---------- MATERIALS PROVIDED ----------

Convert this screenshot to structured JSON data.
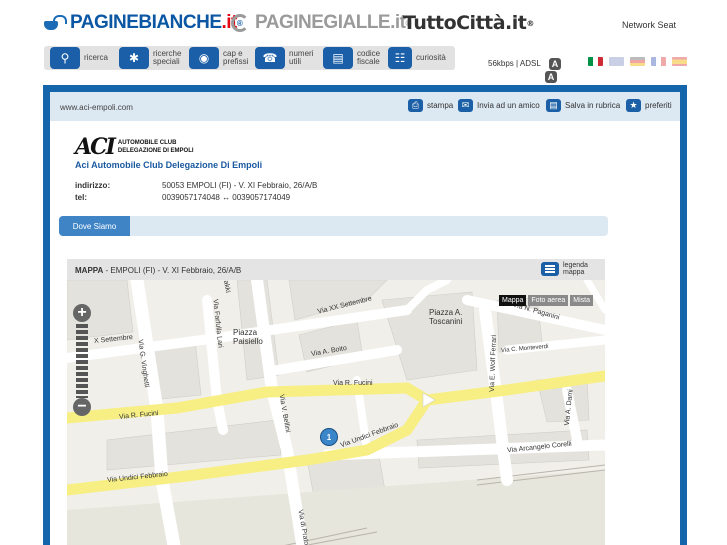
{
  "brands": {
    "paginebianche": {
      "name": "PAGINEBIANCHE",
      "suffix": ".it",
      "mark": "®"
    },
    "paginegialle": {
      "name": "PAGINEGIALLE.it",
      "mark": "®"
    },
    "tuttocitta": {
      "name": "TuttoCittà.it",
      "mark": "®"
    },
    "network": "Network Seat"
  },
  "nav": {
    "items": [
      {
        "label": "ricerca",
        "icon": "search-icon"
      },
      {
        "label": "ricerche\nspeciali",
        "icon": "puzzle-icon"
      },
      {
        "label": "cap e\nprefissi",
        "icon": "globe-icon"
      },
      {
        "label": "numeri\nutili",
        "icon": "phone-icon"
      },
      {
        "label": "codice\nfiscale",
        "icon": "card-icon"
      },
      {
        "label": "curiosità",
        "icon": "book-icon"
      }
    ],
    "speed": "56kbps | ADSL",
    "text_size_label": "A",
    "text_size_label_2": "A",
    "flags": [
      "Italiano",
      "English",
      "Deutsch",
      "Français",
      "Español"
    ]
  },
  "card": {
    "url": "www.aci-empoli.com",
    "actions": [
      {
        "label": "stampa",
        "icon": "print-icon"
      },
      {
        "label": "Invia ad un amico",
        "icon": "mail-icon"
      },
      {
        "label": "Salva in rubrica",
        "icon": "folder-icon"
      },
      {
        "label": "preferiti",
        "icon": "star-icon"
      }
    ],
    "logo_mark": "ACI",
    "logo_text": "AUTOMOBILE CLUB\nDELEGAZIONE DI EMPOLI",
    "company": "Aci Automobile Club Delegazione Di Empoli",
    "address_label": "indirizzo:",
    "address": "50053 EMPOLI (FI) - V. XI Febbraio, 26/A/B",
    "phone_label": "tel:",
    "phones": "0039057174048 ↔ 0039057174049",
    "tab": "Dove Siamo"
  },
  "map": {
    "title_bold": "MAPPA",
    "title": "EMPOLI (FI) - V. XI Febbraio, 26/A/B",
    "legend_label": "legenda\nmappa",
    "types": [
      "Mappa",
      "Foto aerea",
      "Mista"
    ],
    "zoom_in": "+",
    "zoom_out": "−",
    "pin_label": "1",
    "streets": {
      "xx_settembre": "Via XX Settembre",
      "x_settembre": "X Settembre",
      "fucini_top": "Via R. Fucini",
      "fucini_left": "Via R. Fucini",
      "boito": "Via A. Boito",
      "undici_right": "Via Undici Febbraio",
      "undici_left": "Via Undici Febbraio",
      "arcangelo": "Via Arcangelo Corelli",
      "paganini": "Via N. Paganini",
      "monteverdi": "Via C. Monteverdi",
      "wolf": "Via E. Wolf Ferrari",
      "vinghetti": "Via G. Vinghetti",
      "farfulla": "Via Farfulla Lari",
      "bellini": "Via V. Bellini",
      "dami": "Via A. Dami",
      "prato": "Via di Prato",
      "piazza_toscanini": "Piazza A.\nToscanini",
      "piazza_paisiello": "Piazza\nPaisiello",
      "top_fragment": "rakki"
    }
  }
}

----------

DIRECTIONS FOR THIS TASK → In the entries above, find each line with the word "Settembre" and show it.

ANSWER BELOW →
      "xx_settembre": "Via XX Settembre",
      "x_settembre": "X Settembre",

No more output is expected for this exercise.